TASK TO CARRY OUT:
In the records that follow, show each line where the word "trên" is present.

RECORDED DATA:
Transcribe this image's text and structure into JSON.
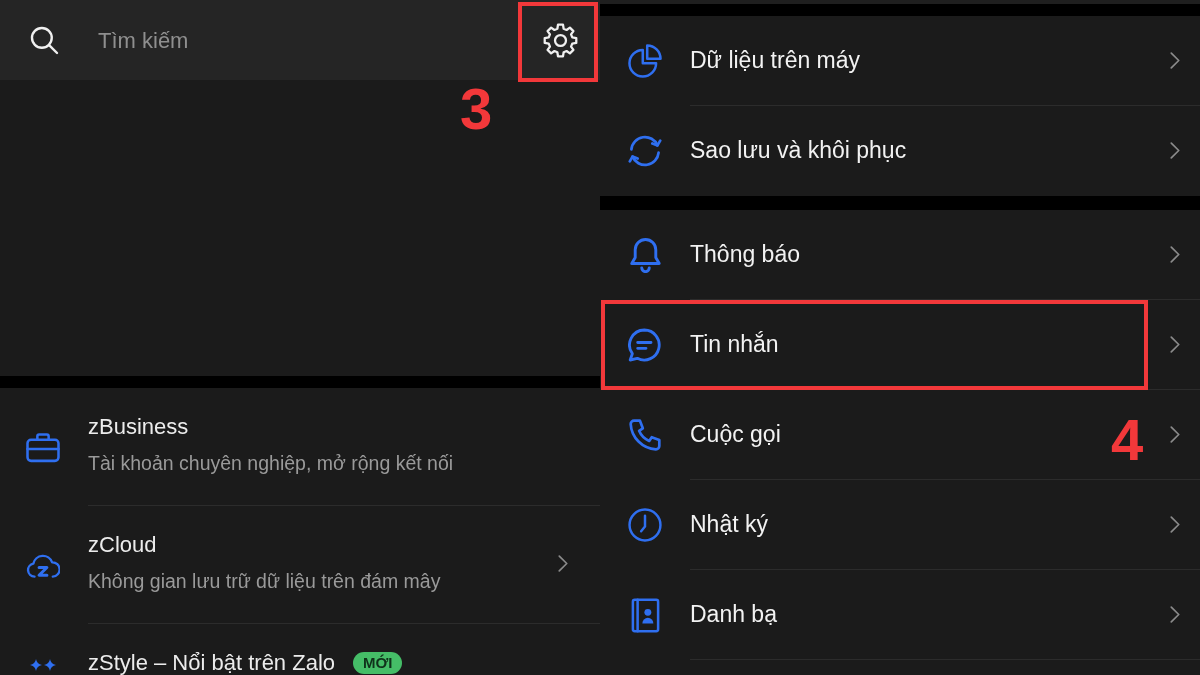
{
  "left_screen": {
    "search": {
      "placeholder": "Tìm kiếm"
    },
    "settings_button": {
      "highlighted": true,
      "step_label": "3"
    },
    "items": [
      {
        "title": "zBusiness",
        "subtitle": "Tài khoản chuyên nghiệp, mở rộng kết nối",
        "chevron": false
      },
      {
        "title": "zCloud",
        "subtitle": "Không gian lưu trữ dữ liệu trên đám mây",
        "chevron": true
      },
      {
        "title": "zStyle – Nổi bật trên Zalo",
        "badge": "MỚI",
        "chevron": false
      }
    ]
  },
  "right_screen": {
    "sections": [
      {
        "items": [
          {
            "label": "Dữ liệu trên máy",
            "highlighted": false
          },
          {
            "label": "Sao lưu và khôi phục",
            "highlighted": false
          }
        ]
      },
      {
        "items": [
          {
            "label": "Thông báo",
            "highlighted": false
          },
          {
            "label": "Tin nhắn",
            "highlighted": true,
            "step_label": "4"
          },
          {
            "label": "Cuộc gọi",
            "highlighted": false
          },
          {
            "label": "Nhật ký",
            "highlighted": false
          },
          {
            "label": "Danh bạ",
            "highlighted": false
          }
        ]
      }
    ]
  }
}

RESULT OF THE EXERCISE:
        "subtitle": "Không gian lưu trữ dữ liệu trên đám mây",
        "title": "zStyle – Nổi bật trên Zalo",
            "label": "Dữ liệu trên máy",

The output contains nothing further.